--- start Listing ---

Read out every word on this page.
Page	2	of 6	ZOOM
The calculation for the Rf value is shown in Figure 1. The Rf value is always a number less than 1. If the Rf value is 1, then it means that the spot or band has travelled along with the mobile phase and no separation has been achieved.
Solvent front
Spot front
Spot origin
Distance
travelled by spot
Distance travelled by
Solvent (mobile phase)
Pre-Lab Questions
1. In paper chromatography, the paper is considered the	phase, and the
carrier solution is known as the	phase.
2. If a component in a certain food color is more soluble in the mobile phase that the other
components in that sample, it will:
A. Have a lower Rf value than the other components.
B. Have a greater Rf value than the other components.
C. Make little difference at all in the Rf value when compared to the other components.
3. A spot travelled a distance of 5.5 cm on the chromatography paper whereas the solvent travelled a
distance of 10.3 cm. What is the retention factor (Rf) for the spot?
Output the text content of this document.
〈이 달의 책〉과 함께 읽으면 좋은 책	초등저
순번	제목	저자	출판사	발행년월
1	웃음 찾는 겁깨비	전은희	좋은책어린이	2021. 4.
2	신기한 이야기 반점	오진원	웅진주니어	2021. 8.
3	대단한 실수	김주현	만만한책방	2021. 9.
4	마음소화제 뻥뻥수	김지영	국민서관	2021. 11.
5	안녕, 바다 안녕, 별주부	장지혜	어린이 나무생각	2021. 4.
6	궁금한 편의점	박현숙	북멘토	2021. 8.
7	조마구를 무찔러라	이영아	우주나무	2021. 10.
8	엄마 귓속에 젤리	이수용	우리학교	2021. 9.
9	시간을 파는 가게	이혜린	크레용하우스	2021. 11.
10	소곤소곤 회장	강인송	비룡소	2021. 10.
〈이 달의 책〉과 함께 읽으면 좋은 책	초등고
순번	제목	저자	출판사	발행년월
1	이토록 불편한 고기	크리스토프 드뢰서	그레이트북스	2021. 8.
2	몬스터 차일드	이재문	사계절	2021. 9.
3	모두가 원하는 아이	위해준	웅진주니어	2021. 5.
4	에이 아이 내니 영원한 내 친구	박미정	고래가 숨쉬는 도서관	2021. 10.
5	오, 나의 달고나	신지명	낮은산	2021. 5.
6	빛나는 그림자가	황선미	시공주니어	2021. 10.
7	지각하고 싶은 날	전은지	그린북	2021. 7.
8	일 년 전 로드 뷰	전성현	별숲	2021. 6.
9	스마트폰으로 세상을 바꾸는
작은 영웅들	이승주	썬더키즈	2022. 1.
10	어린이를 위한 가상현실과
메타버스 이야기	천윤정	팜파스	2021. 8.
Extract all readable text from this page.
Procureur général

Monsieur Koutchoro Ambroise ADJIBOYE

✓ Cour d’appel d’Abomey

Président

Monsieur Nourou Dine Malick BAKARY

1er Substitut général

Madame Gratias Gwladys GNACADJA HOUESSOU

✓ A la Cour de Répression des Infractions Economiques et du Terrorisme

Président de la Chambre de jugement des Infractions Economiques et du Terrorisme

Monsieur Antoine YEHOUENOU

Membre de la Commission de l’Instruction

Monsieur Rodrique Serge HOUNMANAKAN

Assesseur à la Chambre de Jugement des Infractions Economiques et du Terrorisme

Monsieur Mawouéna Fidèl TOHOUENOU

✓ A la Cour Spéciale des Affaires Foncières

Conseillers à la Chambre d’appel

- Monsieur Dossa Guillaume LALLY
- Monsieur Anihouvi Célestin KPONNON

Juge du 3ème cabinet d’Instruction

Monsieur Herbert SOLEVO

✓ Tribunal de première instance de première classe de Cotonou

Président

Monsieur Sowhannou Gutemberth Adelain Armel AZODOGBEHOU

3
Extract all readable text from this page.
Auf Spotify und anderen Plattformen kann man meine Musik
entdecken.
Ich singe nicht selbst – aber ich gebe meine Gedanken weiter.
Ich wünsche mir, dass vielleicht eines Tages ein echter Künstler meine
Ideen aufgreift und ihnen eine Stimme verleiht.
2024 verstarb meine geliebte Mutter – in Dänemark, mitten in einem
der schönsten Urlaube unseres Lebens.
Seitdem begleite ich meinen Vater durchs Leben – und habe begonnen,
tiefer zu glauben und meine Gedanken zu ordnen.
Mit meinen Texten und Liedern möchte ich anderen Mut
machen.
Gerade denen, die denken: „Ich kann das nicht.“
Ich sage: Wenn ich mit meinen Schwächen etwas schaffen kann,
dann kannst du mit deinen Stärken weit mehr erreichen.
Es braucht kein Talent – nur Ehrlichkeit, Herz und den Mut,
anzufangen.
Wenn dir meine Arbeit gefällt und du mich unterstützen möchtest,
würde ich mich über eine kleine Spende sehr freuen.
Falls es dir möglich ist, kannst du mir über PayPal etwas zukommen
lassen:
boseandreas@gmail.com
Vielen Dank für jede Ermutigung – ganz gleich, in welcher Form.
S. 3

--- end Listing ---

:: What you need to do ::
Copy whichever lines in the listing above contain the word "mobile".

:: Worked solution ::
The calculation for the Rf value is shown in Figure 1. The Rf value is always a number less than 1. If the Rf value is 1, then it means that the spot or band has travelled along with the mobile phase and no separation has been achieved.
Solvent (mobile phase)
2. If a component in a certain food color is more soluble in the mobile phase that the other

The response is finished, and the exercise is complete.